» DATA FOR THIS EXERCISE:
· · · ·

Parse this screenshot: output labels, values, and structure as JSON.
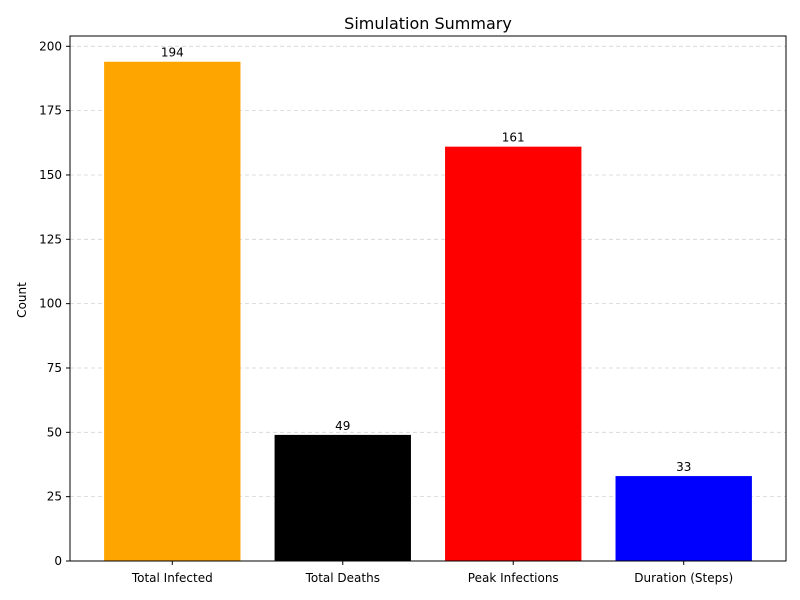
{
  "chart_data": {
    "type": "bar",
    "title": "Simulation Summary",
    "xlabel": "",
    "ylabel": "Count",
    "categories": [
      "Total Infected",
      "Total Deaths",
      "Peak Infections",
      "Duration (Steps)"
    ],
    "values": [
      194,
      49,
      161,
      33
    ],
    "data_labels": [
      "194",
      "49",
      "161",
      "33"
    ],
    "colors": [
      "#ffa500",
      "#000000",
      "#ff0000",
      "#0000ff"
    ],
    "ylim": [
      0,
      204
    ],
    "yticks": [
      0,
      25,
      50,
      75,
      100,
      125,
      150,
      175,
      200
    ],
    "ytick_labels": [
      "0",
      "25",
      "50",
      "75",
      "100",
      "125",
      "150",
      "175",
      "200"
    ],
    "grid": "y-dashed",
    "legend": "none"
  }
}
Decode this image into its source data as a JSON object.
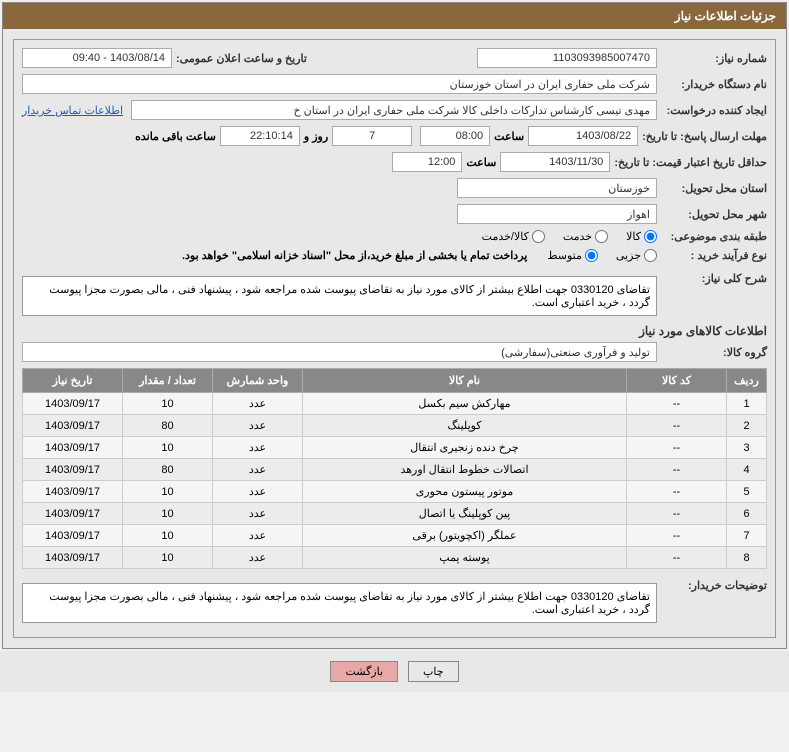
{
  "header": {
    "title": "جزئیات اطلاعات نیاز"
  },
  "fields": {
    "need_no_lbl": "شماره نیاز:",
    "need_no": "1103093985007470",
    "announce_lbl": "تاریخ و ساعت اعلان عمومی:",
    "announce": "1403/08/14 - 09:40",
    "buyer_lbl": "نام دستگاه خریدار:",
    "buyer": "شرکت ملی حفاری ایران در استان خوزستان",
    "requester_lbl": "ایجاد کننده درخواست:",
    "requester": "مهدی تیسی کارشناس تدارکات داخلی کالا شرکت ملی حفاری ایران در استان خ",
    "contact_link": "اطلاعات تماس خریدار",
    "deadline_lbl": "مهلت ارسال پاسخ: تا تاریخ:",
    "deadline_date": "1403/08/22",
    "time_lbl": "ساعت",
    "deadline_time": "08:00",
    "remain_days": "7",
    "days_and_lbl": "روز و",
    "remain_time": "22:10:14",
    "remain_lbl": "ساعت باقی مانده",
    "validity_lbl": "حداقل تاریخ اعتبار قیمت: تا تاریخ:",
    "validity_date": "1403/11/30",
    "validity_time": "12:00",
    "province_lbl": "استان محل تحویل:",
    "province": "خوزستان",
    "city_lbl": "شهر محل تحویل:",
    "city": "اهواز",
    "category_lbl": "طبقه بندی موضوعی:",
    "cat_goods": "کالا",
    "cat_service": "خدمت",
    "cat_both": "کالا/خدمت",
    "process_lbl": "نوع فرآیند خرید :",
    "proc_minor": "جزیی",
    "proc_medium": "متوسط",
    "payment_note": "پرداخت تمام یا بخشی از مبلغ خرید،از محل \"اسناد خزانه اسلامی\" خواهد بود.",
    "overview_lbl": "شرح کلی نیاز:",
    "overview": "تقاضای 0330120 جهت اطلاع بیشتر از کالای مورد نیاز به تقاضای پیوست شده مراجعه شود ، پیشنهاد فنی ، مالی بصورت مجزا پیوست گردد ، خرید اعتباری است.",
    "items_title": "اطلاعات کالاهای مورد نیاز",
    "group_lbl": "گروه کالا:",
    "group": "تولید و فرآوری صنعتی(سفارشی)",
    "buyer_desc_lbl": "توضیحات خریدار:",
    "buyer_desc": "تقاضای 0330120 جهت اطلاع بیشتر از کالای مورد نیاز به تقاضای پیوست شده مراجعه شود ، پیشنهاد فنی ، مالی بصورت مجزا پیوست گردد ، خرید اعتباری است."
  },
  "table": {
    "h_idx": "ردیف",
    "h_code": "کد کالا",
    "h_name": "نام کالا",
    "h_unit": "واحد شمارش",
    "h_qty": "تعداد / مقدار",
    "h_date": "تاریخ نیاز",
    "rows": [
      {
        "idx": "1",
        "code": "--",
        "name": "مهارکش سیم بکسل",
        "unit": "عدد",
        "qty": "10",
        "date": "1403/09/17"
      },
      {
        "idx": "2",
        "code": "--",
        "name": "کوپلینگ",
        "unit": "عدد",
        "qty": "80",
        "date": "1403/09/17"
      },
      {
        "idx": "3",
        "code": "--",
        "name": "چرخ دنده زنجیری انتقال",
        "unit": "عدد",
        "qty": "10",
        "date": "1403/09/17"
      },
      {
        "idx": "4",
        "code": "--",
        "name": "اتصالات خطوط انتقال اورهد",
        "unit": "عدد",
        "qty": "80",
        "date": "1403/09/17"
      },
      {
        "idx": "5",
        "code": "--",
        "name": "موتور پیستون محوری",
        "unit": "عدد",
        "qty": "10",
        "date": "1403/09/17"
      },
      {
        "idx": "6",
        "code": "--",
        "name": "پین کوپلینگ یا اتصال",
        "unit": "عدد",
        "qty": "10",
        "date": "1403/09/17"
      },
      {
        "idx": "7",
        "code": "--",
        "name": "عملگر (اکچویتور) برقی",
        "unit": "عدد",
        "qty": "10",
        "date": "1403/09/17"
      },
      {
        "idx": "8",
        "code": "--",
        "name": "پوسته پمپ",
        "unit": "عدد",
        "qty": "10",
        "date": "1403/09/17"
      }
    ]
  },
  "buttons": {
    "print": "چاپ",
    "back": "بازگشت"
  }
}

· · · ·

» WHAT THE TASK ASKS:
Identify each line in the records above containing the word "مالی"; copy those lines.

» FINAL RESULT:
    "overview": "تقاضای 0330120 جهت اطلاع بیشتر از کالای مورد نیاز به تقاضای پیوست شده مراجعه شود ، پیشنهاد فنی ، مالی بصورت مجزا پیوست گردد ، خرید اعتباری است.",
    "buyer_desc": "تقاضای 0330120 جهت اطلاع بیشتر از کالای مورد نیاز به تقاضای پیوست شده مراجعه شود ، پیشنهاد فنی ، مالی بصورت مجزا پیوست گردد ، خرید اعتباری است."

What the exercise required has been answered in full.